## SEU OBJETIVO
No texto sobre o filme Cruzada, o que Balian afirma ser quando é interpelado por Ricardo Coração de Leão?

Kurtz havia abandonado todas as regalias que poderia ter como coronel estadunidense e adotado um estilo de vida simples, em um lugar sem nenhum tipo de conforto. De forma parecida, Balian não quer ser um rei. Ao voltar para seu lar destruído no interior da França, Balian se depara com a passagem da campanha de Ricardo Coração de Leão, rei da Inglaterra, de partida para Jerusalém, naquela que ficaria mais tarde conhecida como “Cruzada dos Reis”. Ao ser interpelado por Ricardo, Balian afirma ser apenas o ferreiro.

Claro que as proporções de comparação entre Cruzada e Apocalypse Now devem ser guardadas, pois o primeiro filme não apresenta a mesma qualidade de recursos de linguagem cinematográfica que o segundo, mesmo porque o estágio do cinema em 2005 não era o mesmo que em 1979. O peso do mercado em cima de Cruzada é muito maior do que em Apocalypse Now. Cenas de conflito bélico acabam chamando atenção pelo status da tecnologia no século XXI, e tal aspecto acaba prevalecendo sobre os recursos mais clássicos do cinema como utilização semântica das cores, da luz, do espaço, da música, entre outros.

Além disso, Cruzada se aproveita do contexto de conflito ideológico entre o mundo judaico-cristão e o mundo islâmico, para lançar luz sobre uma questão milenar, enquanto filmes como Capacete de Aço e Apocalypse Now lançam críticas sobre guerras vivenciadas em seu próprio tempo.

Cruzada é um filme épico do século XXI. Curiosamente, quando comparado em termos semânticos com outros épicos do fim do século XX e início do século XXI, percebe-se que há uma preocupação maior com a historicidade do que com a simples execução das cenas de impacto. Isso, é claro, quando se compara o filme com produções como Tróia ou 300. A produção de Cruzada é, neste sentido, mais discreta do que o normal nas atuais superproduções.

Tal aspecto nos remete a uma questão lançada a Steven Spielberg e outros diretores no documentário Quarto 666 (1982), de Wim Wenders. A questão lançada tinha a ver com o futuro do cinema. Seria o cinema uma arte rumo à extinção? Ali já se sentia o impacto dos interesses comerciais sobre o cinema, que passava a ser visto como uma grande mercadoria, o que faria com que o aspecto artístico entrasse em uma profunda reflexão sobre seus caminhos.

## SEGMENTO DE DADOS

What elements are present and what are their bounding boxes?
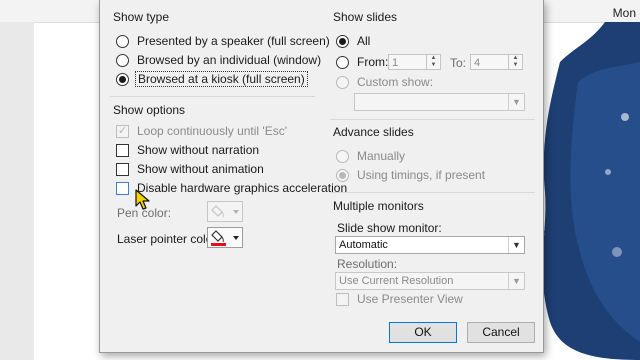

## SOLUÇÃO DO EXERCÍCIO
Ele afirma ser apenas o ferreiro.